The problem: Below are records; count the lines that contain "особенности" and give only the total.

____ Given information

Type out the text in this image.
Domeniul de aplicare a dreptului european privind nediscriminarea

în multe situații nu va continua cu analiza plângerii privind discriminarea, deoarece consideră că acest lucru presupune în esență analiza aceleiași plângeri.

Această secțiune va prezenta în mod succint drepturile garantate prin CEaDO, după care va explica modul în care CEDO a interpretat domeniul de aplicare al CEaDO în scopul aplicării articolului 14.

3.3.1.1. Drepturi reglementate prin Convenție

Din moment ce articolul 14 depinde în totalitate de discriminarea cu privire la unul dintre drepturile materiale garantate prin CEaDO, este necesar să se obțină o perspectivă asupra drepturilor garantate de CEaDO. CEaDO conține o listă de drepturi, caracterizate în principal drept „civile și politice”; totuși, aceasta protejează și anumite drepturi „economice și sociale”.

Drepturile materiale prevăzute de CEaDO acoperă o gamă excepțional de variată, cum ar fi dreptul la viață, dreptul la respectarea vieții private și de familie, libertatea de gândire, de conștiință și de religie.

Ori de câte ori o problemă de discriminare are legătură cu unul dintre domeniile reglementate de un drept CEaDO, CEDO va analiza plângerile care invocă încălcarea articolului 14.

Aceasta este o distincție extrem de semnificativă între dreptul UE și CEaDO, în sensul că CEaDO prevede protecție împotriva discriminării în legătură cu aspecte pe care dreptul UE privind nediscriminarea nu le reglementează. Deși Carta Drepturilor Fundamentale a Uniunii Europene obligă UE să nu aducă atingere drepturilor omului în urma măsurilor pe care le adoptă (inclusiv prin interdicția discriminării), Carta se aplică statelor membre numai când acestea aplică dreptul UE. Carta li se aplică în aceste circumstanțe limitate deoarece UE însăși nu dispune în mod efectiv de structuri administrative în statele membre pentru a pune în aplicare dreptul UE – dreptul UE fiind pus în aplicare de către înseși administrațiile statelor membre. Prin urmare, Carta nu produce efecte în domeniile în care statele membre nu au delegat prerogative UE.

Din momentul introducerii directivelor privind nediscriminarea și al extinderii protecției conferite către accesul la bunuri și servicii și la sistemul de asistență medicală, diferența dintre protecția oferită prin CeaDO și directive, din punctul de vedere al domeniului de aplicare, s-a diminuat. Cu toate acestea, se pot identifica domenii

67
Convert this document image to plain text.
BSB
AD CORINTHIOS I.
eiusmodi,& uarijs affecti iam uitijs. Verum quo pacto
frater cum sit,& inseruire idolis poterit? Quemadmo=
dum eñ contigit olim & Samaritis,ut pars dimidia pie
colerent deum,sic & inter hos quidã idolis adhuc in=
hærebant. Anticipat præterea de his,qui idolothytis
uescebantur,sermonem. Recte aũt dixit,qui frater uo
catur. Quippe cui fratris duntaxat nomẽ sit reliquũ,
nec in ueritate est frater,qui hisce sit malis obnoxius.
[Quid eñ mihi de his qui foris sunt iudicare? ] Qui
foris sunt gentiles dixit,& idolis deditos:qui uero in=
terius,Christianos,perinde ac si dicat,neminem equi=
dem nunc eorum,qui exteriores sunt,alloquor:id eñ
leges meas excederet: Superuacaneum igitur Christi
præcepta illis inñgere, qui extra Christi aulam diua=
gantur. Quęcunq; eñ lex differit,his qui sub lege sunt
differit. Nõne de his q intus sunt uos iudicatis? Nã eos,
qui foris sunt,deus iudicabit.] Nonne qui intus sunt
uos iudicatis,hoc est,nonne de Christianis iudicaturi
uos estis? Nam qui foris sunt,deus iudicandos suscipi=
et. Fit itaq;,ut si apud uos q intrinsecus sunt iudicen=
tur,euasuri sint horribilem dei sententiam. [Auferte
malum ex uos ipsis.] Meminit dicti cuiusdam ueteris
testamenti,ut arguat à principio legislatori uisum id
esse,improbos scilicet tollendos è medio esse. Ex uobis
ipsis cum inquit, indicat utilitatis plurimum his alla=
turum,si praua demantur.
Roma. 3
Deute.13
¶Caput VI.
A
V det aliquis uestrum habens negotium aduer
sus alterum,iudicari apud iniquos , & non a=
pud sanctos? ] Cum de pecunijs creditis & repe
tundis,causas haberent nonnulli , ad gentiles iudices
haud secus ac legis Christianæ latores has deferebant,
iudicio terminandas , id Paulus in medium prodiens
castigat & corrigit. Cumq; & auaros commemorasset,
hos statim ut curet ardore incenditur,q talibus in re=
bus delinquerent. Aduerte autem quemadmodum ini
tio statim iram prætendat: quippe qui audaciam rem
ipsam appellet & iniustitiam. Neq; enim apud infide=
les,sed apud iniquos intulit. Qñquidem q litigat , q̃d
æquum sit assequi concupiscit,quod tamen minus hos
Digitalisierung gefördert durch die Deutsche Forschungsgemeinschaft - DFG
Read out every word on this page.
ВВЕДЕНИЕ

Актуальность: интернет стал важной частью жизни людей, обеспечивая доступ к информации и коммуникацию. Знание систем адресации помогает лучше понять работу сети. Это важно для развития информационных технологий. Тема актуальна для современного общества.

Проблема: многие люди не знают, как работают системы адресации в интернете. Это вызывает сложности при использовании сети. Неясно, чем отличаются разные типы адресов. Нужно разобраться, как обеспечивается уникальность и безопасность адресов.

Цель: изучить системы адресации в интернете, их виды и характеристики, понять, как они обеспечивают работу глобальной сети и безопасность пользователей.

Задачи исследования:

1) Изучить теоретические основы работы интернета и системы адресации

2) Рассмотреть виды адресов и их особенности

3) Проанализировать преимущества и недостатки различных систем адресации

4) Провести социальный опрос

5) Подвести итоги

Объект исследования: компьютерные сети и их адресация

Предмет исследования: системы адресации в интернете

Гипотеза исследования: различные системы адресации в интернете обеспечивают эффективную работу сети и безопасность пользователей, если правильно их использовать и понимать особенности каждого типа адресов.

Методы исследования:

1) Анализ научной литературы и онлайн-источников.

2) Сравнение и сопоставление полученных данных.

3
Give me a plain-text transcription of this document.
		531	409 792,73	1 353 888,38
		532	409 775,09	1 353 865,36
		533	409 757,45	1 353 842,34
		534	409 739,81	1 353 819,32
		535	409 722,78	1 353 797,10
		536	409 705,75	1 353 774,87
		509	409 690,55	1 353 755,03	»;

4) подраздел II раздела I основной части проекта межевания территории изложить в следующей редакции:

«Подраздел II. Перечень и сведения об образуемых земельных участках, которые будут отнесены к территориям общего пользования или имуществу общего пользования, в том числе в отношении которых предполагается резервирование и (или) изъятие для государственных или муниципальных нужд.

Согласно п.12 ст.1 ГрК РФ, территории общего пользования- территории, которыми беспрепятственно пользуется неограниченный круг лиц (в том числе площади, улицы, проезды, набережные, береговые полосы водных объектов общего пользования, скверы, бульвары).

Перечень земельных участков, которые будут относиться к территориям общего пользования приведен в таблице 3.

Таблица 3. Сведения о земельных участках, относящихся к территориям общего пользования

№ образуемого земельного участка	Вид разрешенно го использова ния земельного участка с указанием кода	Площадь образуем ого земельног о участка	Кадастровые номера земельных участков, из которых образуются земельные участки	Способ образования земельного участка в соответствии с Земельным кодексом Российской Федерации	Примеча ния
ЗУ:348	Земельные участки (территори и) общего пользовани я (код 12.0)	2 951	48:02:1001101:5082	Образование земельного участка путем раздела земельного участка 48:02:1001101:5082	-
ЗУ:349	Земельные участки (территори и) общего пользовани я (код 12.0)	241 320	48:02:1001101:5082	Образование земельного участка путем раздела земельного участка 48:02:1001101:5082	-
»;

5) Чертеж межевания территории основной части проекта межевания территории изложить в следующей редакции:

________

Finished task: 2